[Task instructions]
Convert the lines below into a JSON array of strings, one string for each line, omitting any blank lines.
** BEGIN Raw data **
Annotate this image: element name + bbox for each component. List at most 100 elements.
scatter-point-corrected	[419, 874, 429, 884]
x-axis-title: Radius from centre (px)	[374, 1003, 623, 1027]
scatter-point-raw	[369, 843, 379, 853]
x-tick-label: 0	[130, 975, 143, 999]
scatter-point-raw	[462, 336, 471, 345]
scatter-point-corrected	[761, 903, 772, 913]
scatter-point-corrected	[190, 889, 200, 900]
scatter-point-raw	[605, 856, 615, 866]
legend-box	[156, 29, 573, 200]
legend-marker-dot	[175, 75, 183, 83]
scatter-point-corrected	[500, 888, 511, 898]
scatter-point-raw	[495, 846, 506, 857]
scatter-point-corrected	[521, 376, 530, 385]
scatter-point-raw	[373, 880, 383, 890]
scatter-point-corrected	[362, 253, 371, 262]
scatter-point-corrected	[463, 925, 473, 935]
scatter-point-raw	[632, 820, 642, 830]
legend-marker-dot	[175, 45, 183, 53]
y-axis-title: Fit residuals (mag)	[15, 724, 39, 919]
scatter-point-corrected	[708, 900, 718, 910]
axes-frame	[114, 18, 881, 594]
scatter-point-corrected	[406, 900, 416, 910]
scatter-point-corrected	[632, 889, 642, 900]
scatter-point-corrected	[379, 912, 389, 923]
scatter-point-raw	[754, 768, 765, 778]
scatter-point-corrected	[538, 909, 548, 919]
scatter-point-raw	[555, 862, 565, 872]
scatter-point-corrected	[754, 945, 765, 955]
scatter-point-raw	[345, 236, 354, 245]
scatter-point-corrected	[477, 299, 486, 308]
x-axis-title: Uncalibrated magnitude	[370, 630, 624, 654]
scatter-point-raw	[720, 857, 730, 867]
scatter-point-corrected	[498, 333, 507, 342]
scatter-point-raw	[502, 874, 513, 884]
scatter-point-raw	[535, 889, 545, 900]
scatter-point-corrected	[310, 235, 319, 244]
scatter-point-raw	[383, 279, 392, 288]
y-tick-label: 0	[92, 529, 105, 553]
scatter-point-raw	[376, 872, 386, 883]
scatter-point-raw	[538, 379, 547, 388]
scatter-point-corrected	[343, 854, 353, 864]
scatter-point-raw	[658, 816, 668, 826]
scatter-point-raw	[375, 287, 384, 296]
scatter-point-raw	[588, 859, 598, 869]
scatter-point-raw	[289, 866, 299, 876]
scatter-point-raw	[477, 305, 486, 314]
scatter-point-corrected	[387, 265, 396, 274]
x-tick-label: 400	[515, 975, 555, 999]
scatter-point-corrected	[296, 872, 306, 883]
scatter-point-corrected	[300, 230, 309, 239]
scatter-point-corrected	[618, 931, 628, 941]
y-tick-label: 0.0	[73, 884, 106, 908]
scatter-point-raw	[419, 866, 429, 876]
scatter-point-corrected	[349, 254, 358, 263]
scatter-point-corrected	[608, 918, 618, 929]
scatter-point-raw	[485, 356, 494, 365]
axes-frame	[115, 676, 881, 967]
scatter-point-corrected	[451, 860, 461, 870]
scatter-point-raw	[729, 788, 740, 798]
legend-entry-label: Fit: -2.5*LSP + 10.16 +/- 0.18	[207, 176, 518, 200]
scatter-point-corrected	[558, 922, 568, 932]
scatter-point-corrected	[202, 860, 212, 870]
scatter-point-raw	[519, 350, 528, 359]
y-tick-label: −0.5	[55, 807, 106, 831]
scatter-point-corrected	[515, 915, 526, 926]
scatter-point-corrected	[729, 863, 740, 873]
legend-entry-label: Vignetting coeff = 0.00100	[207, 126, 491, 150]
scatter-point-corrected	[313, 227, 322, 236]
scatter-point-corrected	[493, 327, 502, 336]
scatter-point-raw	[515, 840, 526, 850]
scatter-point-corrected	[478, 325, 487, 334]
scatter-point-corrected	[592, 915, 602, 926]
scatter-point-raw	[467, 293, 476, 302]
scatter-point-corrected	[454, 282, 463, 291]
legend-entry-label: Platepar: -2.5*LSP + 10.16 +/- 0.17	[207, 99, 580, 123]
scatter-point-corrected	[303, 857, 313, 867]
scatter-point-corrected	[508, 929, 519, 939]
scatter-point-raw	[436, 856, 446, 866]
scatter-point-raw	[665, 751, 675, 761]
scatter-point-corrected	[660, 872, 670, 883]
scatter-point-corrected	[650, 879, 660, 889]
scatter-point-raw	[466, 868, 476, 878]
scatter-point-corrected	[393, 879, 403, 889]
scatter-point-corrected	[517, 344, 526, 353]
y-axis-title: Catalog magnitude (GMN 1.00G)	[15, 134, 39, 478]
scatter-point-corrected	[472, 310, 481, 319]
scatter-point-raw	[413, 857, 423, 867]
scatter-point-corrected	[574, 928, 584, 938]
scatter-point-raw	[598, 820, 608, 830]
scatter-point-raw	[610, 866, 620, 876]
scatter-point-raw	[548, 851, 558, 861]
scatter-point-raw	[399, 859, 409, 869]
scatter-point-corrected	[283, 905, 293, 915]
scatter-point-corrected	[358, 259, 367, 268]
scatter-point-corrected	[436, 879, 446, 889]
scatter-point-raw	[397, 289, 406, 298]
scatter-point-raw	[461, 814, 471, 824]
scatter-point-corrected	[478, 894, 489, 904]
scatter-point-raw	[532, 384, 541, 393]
** END Raw data **
[Result of the exercise]
[
  "Annotate this image: element name + bbox for each component. List at most 100 elements.",
  "scatter-point-corrected\t[419, 874, 429, 884]",
  "x-axis-title: Radius from centre (px)\t[374, 1003, 623, 1027]",
  "scatter-point-raw\t[369, 843, 379, 853]",
  "x-tick-label: 0\t[130, 975, 143, 999]",
  "scatter-point-raw\t[462, 336, 471, 345]",
  "scatter-point-corrected\t[761, 903, 772, 913]",
  "scatter-point-corrected\t[190, 889, 200, 900]",
  "scatter-point-raw\t[605, 856, 615, 866]",
  "legend-box\t[156, 29, 573, 200]",
  "legend-marker-dot\t[175, 75, 183, 83]",
  "scatter-point-corrected\t[500, 888, 511, 898]",
  "scatter-point-raw\t[495, 846, 506, 857]",
  "scatter-point-corrected\t[521, 376, 530, 385]",
  "scatter-point-raw\t[373, 880, 383, 890]",
  "scatter-point-corrected\t[362, 253, 371, 262]",
  "scatter-point-corrected\t[463, 925, 473, 935]",
  "scatter-point-raw\t[632, 820, 642, 830]",
  "legend-marker-dot\t[175, 45, 183, 53]",
  "y-axis-title: Fit residuals (mag)\t[15, 724, 39, 919]",
  "scatter-point-corrected\t[708, 900, 718, 910]",
  "axes-frame\t[114, 18, 881, 594]",
  "scatter-point-corrected\t[406, 900, 416, 910]",
  "scatter-point-corrected\t[632, 889, 642, 900]",
  "scatter-point-corrected\t[379, 912, 389, 923]",
  "scatter-point-raw\t[754, 768, 765, 778]",
  "scatter-point-corrected\t[538, 909, 548, 919]",
  "scatter-point-raw\t[555, 862, 565, 872]",
  "scatter-point-corrected\t[754, 945, 765, 955]",
  "scatter-point-raw\t[345, 236, 354, 245]",
  "scatter-point-corrected\t[477, 299, 486, 308]",
  "x-axis-title: Uncalibrated magnitude\t[370, 630, 624, 654]",
  "scatter-point-raw\t[720, 857, 730, 867]",
  "scatter-point-corrected\t[498, 333, 507, 342]",
  "scatter-point-raw\t[502, 874, 513, 884]",
  "scatter-point-raw\t[535, 889, 545, 900]",
  "scatter-point-corrected\t[310, 235, 319, 244]",
  "scatter-point-raw\t[383, 279, 392, 288]",
  "y-tick-label: 0\t[92, 529, 105, 553]",
  "scatter-point-raw\t[376, 872, 386, 883]",
  "scatter-point-raw\t[538, 379, 547, 388]",
  "scatter-point-corrected\t[343, 854, 353, 864]",
  "scatter-point-raw\t[658, 816, 668, 826]",
  "scatter-point-raw\t[375, 287, 384, 296]",
  "scatter-point-raw\t[588, 859, 598, 869]",
  "scatter-point-raw\t[289, 866, 299, 876]",
  "scatter-point-raw\t[477, 305, 486, 314]",
  "scatter-point-corrected\t[387, 265, 396, 274]",
  "x-tick-label: 400\t[515, 975, 555, 999]",
  "scatter-point-corrected\t[296, 872, 306, 883]",
  "scatter-point-corrected\t[300, 230, 309, 239]",
  "scatter-point-corrected\t[618, 931, 628, 941]",
  "y-tick-label: 0.0\t[73, 884, 106, 908]",
  "scatter-point-raw\t[419, 866, 429, 876]",
  "scatter-point-corrected\t[349, 254, 358, 263]",
  "scatter-point-corrected\t[608, 918, 618, 929]",
  "scatter-point-raw\t[485, 356, 494, 365]",
  "axes-frame\t[115, 676, 881, 967]",
  "scatter-point-corrected\t[451, 860, 461, 870]",
  "scatter-point-raw\t[729, 788, 740, 798]",
  "legend-entry-label: Fit: -2.5*LSP + 10.16 +/- 0.18\t[207, 176, 518, 200]",
  "scatter-point-corrected\t[558, 922, 568, 932]",
  "scatter-point-corrected\t[202, 860, 212, 870]",
  "scatter-point-raw\t[519, 350, 528, 359]",
  "y-tick-label: −0.5\t[55, 807, 106, 831]",
  "scatter-point-corrected\t[515, 915, 526, 926]",
  "scatter-point-corrected\t[729, 863, 740, 873]",
  "legend-entry-label: Vignetting coeff = 0.00100\t[207, 126, 491, 150]",
  "scatter-point-corrected\t[313, 227, 322, 236]",
  "scatter-point-corrected\t[493, 327, 502, 336]",
  "scatter-point-raw\t[515, 840, 526, 850]",
  "scatter-point-corrected\t[478, 325, 487, 334]",
  "scatter-point-corrected\t[592, 915, 602, 926]",
  "scatter-point-raw\t[467, 293, 476, 302]",
  "scatter-point-corrected\t[454, 282, 463, 291]",
  "legend-entry-label: Platepar: -2.5*LSP + 10.16 +/- 0.17\t[207, 99, 580, 123]",
  "scatter-point-corrected\t[303, 857, 313, 867]",
  "scatter-point-corrected\t[508, 929, 519, 939]",
  "scatter-point-raw\t[436, 856, 446, 866]",
  "scatter-point-raw\t[665, 751, 675, 761]",
  "scatter-point-corrected\t[660, 872, 670, 883]",
  "scatter-point-corrected\t[650, 879, 660, 889]",
  "scatter-point-raw\t[466, 868, 476, 878]",
  "scatter-point-corrected\t[393, 879, 403, 889]",
  "scatter-point-corrected\t[517, 344, 526, 353]",
  "y-axis-title: Catalog magnitude (GMN 1.00G)\t[15, 134, 39, 478]",
  "scatter-point-corrected\t[472, 310, 481, 319]",
  "scatter-point-raw\t[413, 857, 423, 867]",
  "scatter-point-corrected\t[574, 928, 584, 938]",
  "scatter-point-raw\t[598, 820, 608, 830]",
  "scatter-point-raw\t[610, 866, 620, 876]",
  "scatter-point-raw\t[548, 851, 558, 861]",
  "scatter-point-raw\t[399, 859, 409, 869]",
  "scatter-point-corrected\t[283, 905, 293, 915]",
  "scatter-point-corrected\t[358, 259, 367, 268]",
  "scatter-point-corrected\t[436, 879, 446, 889]",
  "scatter-point-raw\t[397, 289, 406, 298]",
  "scatter-point-raw\t[461, 814, 471, 824]",
  "scatter-point-corrected\t[478, 894, 489, 904]",
  "scatter-point-raw\t[532, 384, 541, 393]"
]